* Start Given records *
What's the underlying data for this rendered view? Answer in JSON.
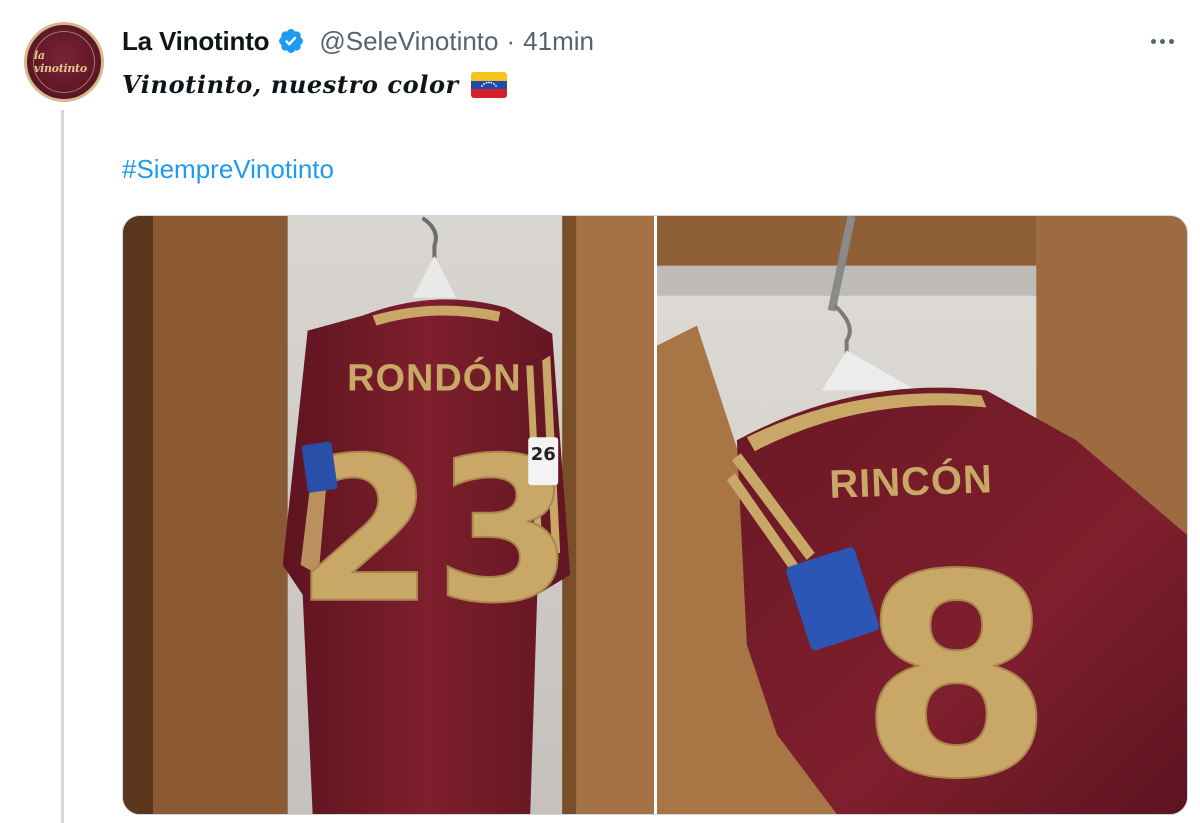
{
  "tweet": {
    "author": {
      "display_name": "La Vinotinto",
      "handle": "@SeleVinotinto",
      "avatar_text": "la vinotinto",
      "verified": true
    },
    "separator": "·",
    "time": "41min",
    "text": "Vinotinto, nuestro color",
    "flag_icon": "venezuela-flag-icon",
    "hashtag": "#SiempreVinotinto",
    "colors": {
      "link": "#1d9bf0",
      "handle": "#536471",
      "verified": "#1d9bf0",
      "jersey": "#7b1f2b",
      "jersey_trim": "#c9a766"
    },
    "media": [
      {
        "name": "RONDÓN",
        "number": "23"
      },
      {
        "name": "RINCÓN",
        "number": "8"
      }
    ]
  }
}
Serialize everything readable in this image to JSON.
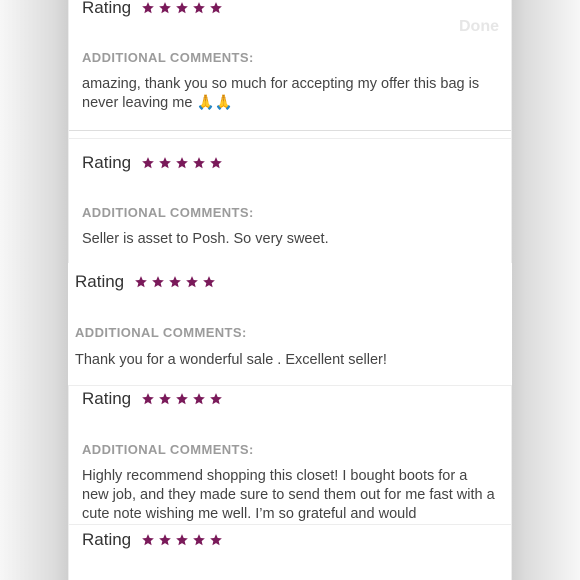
{
  "done_label": "Done",
  "star_color": "#7a1a5a",
  "reviews": [
    {
      "rating_label": "Rating",
      "stars": 5,
      "comments_label": "ADDITIONAL COMMENTS:",
      "comment": "amazing, thank you so much for accepting my offer this bag is never leaving me 🙏🙏"
    },
    {
      "rating_label": "Rating",
      "stars": 5,
      "comments_label": "ADDITIONAL COMMENTS:",
      "comment": "Seller is asset to Posh. So very sweet."
    },
    {
      "rating_label": "Rating",
      "stars": 5,
      "comments_label": "ADDITIONAL COMMENTS:",
      "comment": "Thank you for a wonderful sale . Excellent seller!"
    },
    {
      "rating_label": "Rating",
      "stars": 5,
      "comments_label": "ADDITIONAL COMMENTS:",
      "comment": "Highly recommend shopping this closet! I bought boots for a new job, and they made sure to send them out for me fast with a cute note wishing me well. I’m so grateful and would"
    },
    {
      "rating_label": "Rating",
      "stars": 5
    }
  ]
}
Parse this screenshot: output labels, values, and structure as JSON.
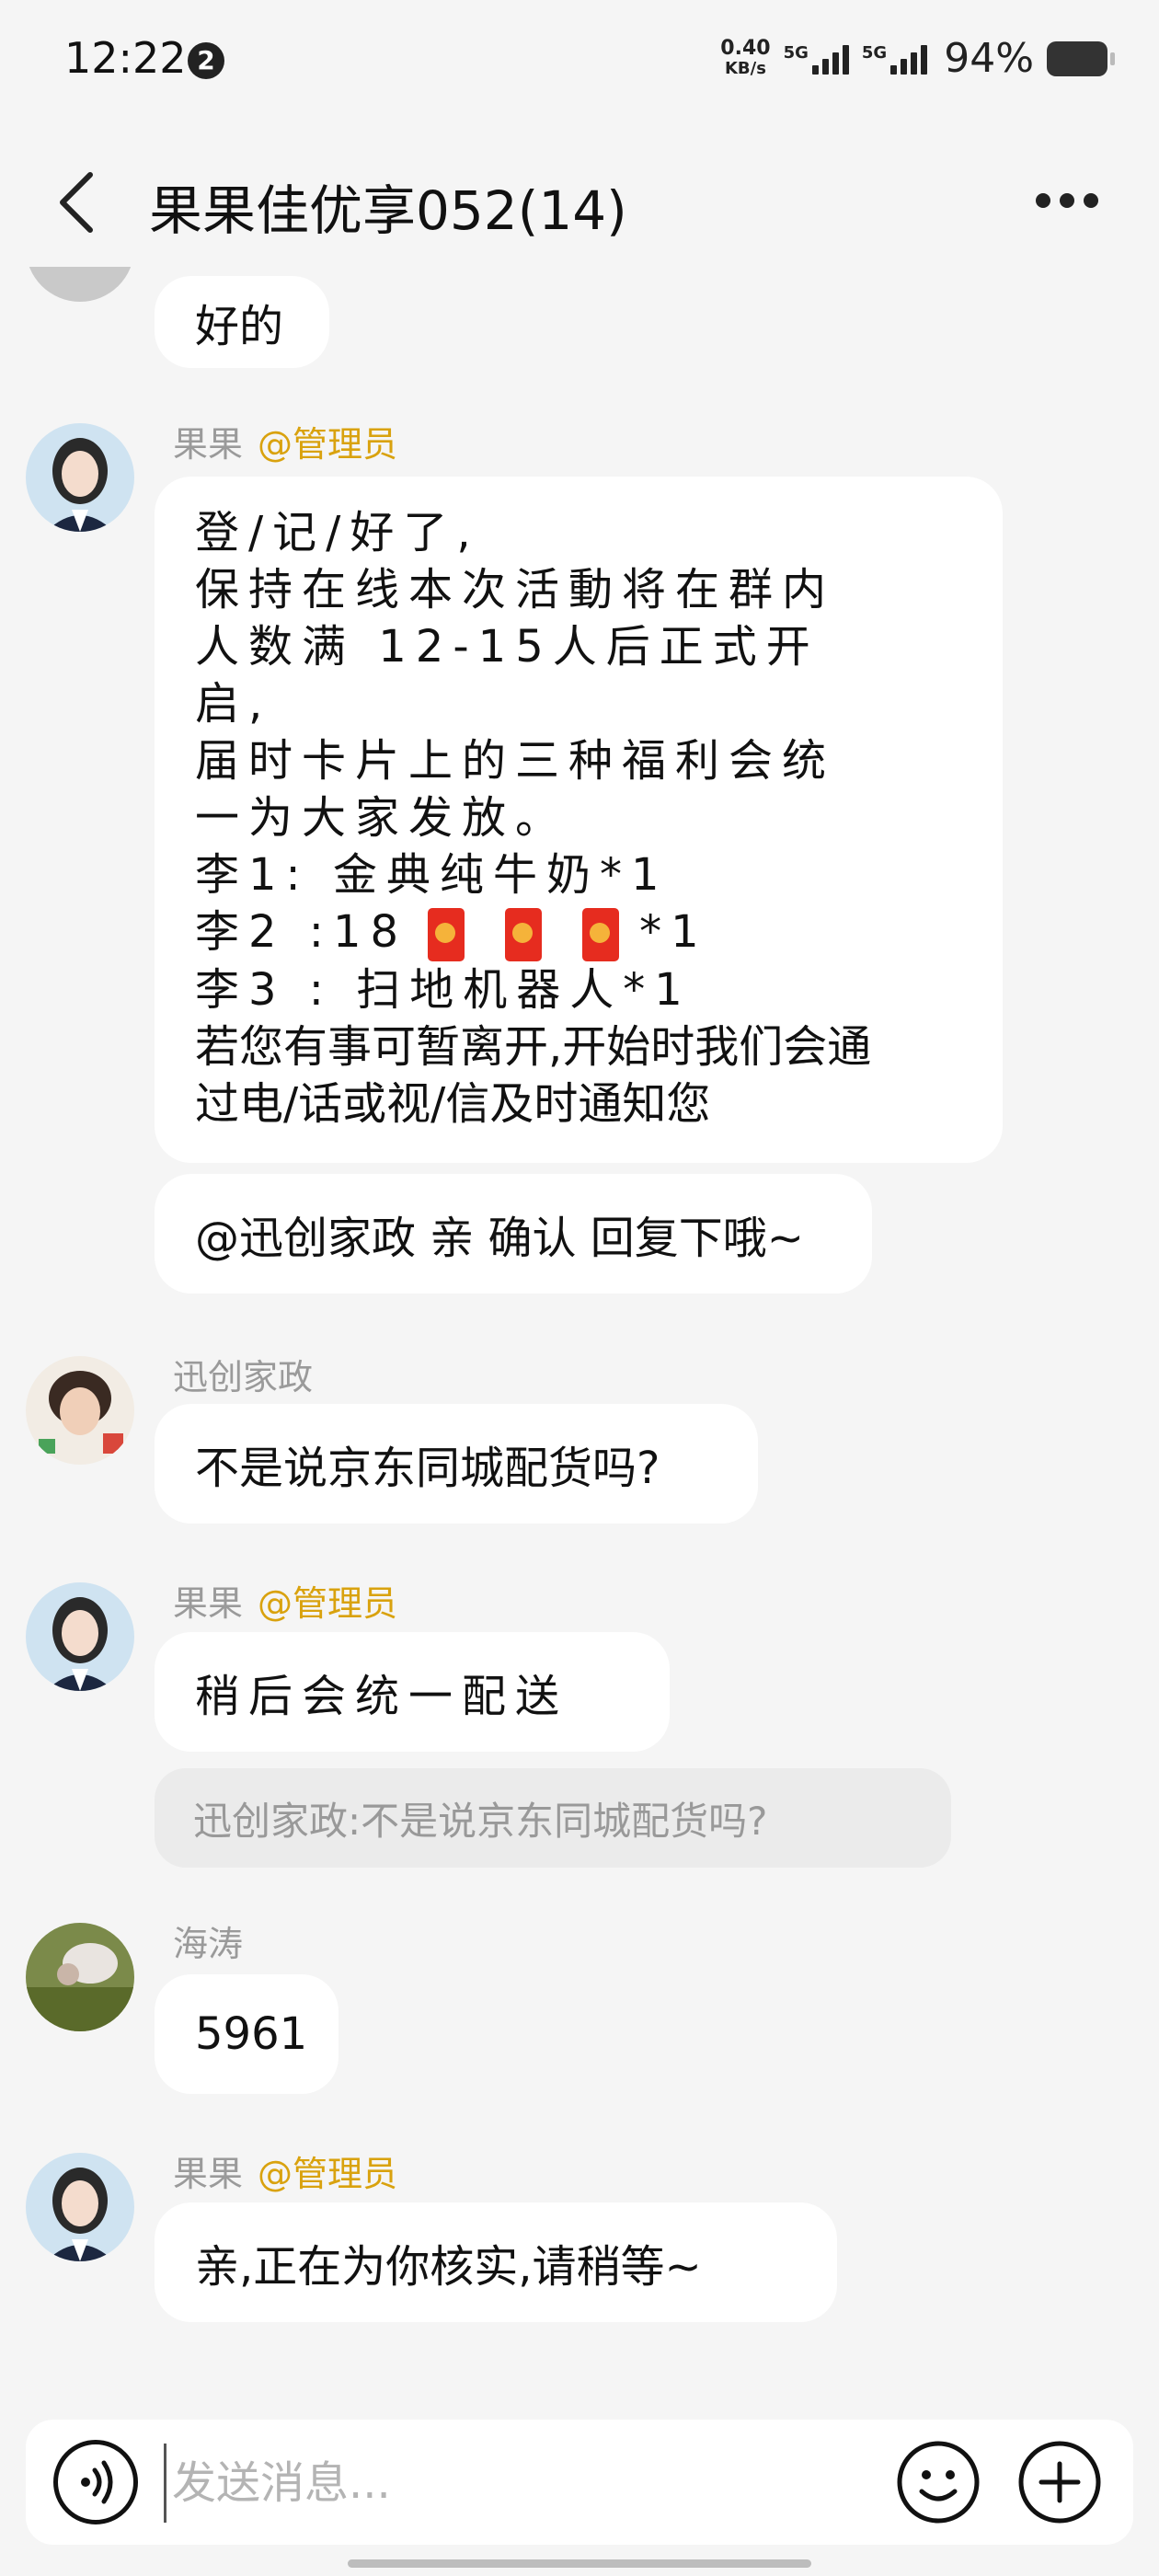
{
  "status_bar": {
    "time": "12:22",
    "notification_count": "2",
    "net_speed_value": "0.40",
    "net_speed_unit": "KB/s",
    "sim1_label": "5G",
    "sim2_label": "5G",
    "battery_text": "94%"
  },
  "header": {
    "title": "果果佳优享052(14)",
    "back_icon": "chevron-left-icon",
    "more_icon": "more-horizontal-icon"
  },
  "messages": [
    {
      "text": "好的"
    },
    {
      "sender": "果果",
      "role_tag": "@管理员",
      "lines": [
        "登/记/好了,",
        "保持在线本次活動将在群内",
        "人数满 12-15人后正式开",
        "启,",
        "届时卡片上的三种福利会统",
        "一为大家发放。",
        "李1: 金典纯牛奶*1",
        "李2 :18",
        "*1",
        "李3 : 扫地机器人*1",
        "若您有事可暂离开,开始时我们会通",
        "过电/话或视/信及时通知您"
      ]
    },
    {
      "text": "@迅创家政 亲 确认 回复下哦~"
    },
    {
      "sender": "迅创家政",
      "text": "不是说京东同城配货吗?"
    },
    {
      "sender": "果果",
      "role_tag": "@管理员",
      "text": "稍后会统一配送",
      "quote": "迅创家政:不是说京东同城配货吗?"
    },
    {
      "sender": "海涛",
      "text": "5961"
    },
    {
      "sender": "果果",
      "role_tag": "@管理员",
      "text": "亲,正在为你核实,请稍等~"
    }
  ],
  "input_bar": {
    "placeholder": "发送消息...",
    "voice_icon": "voice-icon",
    "emoji_icon": "emoji-icon",
    "plus_icon": "plus-icon"
  },
  "colors": {
    "background": "#f5f5f5",
    "bubble": "#ffffff",
    "admin_tag": "#d9a20e",
    "sender_name": "#9a9a9a",
    "quote_bg": "#ebebeb",
    "hongbao": "#e62c1f"
  }
}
* End Given records *
◆ Problem:
Provide the number of lines in the entries that include "JSON", and no other text.

◆ Solution for this task:
3